(Saved entries)

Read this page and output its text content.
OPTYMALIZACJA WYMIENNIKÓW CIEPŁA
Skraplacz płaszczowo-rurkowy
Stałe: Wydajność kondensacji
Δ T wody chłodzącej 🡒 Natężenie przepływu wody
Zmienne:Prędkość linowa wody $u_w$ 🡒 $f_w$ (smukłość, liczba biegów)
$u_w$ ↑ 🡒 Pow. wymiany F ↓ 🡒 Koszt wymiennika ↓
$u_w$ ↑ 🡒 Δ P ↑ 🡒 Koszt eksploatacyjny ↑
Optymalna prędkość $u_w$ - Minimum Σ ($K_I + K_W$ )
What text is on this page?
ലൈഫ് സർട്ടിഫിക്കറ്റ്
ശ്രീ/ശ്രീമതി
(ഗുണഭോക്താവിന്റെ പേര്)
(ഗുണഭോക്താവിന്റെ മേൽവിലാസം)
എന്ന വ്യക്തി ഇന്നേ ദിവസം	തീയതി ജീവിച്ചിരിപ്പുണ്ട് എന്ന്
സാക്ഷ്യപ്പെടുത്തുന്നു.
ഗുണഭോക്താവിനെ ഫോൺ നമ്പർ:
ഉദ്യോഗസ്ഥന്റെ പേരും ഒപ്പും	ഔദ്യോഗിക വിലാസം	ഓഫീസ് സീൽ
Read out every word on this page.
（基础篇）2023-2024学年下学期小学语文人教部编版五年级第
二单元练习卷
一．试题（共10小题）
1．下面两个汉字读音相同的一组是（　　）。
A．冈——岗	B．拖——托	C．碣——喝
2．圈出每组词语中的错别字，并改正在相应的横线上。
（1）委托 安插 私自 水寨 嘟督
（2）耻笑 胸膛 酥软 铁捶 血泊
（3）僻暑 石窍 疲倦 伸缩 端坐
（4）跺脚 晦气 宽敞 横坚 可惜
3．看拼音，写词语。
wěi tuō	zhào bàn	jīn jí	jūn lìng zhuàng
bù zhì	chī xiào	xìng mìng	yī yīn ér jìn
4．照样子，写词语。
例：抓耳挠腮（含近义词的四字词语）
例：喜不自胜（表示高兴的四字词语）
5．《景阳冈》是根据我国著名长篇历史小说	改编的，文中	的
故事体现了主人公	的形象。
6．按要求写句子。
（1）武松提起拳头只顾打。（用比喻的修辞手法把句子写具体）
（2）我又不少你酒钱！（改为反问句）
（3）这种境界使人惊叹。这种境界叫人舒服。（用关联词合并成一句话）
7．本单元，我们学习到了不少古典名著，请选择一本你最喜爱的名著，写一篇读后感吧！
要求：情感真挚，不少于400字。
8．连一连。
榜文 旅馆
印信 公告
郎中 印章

§ Task goal: What is the number of lines in this material that hold the string "page"? Answer with that number only.

§ Written response: 3